Copy out the data below verbatim.

* Start ROWS *

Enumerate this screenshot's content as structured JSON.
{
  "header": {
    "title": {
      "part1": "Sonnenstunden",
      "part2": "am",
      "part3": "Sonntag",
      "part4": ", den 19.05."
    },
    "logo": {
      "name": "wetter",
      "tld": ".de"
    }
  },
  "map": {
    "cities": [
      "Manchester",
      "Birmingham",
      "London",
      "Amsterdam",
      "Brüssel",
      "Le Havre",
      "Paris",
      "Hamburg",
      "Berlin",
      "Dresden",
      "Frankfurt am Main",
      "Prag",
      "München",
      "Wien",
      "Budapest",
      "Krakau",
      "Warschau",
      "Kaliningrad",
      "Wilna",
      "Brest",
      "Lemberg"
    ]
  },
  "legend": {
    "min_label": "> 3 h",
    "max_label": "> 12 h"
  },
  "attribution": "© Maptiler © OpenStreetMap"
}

* End ROWS *

== COMPLETED EXERCISE ==
Enumerate this screenshot's content as structured JSON.
{
  "header": {
    "title": {
      "part1": "Sonnenstunden",
      "part2": "am",
      "part3": "Sonntag",
      "part4": ", den 19.05."
    },
    "logo": {
      "name": "wetter",
      "tld": ".de"
    }
  },
  "map": {
    "cities": [
      "Manchester",
      "Birmingham",
      "London",
      "Amsterdam",
      "Brüssel",
      "Le Havre",
      "Paris",
      "Hamburg",
      "Berlin",
      "Dresden",
      "Frankfurt am Main",
      "Prag",
      "München",
      "Wien",
      "Budapest",
      "Krakau",
      "Warschau",
      "Kaliningrad",
      "Wilna",
      "Brest",
      "Lemberg"
    ]
  },
  "legend": {
    "min_label": "> 3 h",
    "max_label": "> 12 h"
  },
  "attribution": "© Maptiler © OpenStreetMap"
}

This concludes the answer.